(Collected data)

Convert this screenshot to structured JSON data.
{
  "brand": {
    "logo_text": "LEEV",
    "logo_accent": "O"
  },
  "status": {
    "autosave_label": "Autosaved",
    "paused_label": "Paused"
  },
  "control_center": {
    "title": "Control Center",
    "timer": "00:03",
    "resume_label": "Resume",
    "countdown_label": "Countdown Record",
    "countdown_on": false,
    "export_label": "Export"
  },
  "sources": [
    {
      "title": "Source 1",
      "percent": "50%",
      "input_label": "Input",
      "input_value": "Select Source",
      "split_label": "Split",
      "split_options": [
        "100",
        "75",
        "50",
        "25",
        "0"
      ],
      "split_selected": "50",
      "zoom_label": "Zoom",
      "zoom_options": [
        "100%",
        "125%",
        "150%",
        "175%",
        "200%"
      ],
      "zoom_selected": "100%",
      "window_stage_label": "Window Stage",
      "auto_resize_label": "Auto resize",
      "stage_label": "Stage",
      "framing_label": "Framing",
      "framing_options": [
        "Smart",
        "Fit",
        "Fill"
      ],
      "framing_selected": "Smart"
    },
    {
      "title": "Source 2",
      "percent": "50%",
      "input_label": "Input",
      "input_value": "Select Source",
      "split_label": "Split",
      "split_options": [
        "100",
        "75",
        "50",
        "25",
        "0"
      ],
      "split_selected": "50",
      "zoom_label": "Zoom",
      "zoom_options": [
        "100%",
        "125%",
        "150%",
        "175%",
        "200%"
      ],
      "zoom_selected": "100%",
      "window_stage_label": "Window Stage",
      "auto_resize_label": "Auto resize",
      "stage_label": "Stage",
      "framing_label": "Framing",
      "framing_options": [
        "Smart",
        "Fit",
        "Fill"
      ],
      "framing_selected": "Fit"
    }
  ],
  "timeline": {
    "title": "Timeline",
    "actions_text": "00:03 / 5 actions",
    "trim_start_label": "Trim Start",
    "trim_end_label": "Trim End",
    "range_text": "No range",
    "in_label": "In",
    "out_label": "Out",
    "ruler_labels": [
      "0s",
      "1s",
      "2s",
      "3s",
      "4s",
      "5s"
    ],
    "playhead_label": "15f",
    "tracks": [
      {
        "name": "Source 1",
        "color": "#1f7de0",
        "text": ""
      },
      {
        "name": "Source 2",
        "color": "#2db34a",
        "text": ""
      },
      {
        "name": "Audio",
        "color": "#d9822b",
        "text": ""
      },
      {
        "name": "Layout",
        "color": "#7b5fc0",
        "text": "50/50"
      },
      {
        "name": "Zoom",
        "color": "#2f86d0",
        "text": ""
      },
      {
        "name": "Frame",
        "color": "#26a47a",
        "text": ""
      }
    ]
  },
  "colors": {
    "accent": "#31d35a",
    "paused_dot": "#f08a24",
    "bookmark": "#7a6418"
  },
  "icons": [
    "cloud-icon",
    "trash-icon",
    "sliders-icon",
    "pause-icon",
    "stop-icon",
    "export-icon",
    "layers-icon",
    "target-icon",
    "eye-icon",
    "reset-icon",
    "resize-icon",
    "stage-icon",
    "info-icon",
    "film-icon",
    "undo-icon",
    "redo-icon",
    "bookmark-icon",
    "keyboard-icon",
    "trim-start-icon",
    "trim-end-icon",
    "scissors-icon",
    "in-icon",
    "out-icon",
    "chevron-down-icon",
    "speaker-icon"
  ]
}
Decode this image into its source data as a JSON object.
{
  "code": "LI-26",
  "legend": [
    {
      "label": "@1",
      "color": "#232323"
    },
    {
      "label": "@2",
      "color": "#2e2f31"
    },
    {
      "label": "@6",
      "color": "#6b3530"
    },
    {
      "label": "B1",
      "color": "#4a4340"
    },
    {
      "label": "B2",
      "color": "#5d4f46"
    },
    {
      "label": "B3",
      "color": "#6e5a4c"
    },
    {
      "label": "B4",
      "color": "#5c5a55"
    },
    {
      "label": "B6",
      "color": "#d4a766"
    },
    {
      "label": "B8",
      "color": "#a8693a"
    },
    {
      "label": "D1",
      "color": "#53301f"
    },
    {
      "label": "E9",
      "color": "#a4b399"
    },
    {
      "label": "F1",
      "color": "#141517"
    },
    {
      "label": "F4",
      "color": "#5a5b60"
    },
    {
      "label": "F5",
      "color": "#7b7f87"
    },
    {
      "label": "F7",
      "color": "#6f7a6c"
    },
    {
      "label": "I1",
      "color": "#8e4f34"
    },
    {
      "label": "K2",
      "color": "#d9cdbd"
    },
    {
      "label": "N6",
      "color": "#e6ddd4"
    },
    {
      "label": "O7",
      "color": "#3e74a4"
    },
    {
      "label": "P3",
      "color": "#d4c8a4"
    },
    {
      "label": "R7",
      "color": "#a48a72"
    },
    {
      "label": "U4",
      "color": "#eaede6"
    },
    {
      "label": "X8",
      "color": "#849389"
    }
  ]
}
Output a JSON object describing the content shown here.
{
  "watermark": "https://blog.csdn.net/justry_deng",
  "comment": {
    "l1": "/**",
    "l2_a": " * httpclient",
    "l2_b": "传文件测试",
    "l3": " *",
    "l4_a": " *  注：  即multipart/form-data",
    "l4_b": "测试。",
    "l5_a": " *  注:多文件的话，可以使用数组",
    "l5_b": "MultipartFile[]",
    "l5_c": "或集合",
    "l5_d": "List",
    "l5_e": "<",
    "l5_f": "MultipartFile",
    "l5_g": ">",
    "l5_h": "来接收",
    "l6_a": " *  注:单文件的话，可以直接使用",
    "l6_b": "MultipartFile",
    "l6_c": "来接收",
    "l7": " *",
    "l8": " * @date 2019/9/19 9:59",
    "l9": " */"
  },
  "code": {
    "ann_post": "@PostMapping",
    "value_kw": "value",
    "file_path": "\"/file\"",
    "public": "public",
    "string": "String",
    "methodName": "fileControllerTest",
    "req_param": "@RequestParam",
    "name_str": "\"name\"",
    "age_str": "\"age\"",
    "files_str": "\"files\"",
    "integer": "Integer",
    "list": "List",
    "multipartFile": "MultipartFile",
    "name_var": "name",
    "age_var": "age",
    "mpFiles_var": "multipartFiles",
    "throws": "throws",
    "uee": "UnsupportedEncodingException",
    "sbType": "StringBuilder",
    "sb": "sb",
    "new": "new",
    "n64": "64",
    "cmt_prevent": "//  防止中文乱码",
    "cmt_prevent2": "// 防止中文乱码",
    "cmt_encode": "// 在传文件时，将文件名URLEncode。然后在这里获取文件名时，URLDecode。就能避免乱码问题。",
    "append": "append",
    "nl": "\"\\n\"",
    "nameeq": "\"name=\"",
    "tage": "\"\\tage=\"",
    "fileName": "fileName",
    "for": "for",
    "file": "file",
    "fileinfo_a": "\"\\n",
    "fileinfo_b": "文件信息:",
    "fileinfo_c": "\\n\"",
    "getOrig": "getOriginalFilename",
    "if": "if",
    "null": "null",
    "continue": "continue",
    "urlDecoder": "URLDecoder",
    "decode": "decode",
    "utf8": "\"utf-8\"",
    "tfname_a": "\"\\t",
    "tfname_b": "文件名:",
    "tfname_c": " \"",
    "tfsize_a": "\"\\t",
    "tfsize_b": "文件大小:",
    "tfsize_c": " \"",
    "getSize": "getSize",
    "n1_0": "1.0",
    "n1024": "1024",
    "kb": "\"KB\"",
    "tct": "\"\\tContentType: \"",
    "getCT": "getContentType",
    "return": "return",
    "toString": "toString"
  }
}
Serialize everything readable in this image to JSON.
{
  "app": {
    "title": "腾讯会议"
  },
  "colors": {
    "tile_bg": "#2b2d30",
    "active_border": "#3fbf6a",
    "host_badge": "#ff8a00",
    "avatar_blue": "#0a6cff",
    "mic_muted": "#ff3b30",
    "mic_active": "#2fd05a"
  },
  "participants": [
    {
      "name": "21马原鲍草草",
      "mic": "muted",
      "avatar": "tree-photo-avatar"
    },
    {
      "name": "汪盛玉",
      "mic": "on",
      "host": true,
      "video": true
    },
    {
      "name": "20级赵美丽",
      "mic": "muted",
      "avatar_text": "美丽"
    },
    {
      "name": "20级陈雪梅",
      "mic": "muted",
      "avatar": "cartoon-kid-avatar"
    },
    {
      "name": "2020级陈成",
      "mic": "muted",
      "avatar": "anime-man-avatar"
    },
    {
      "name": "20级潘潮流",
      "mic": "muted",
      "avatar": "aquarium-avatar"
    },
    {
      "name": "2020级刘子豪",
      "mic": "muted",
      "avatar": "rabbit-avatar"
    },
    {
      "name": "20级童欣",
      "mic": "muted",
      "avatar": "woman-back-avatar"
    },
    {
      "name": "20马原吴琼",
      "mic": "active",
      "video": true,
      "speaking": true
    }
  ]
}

--- Short task ---
Copy every line of the listing that contains the word "image".

--- Reply to the task ---
Decode this image into its source data as a JSON object.
Serialize everything readable in this image to JSON.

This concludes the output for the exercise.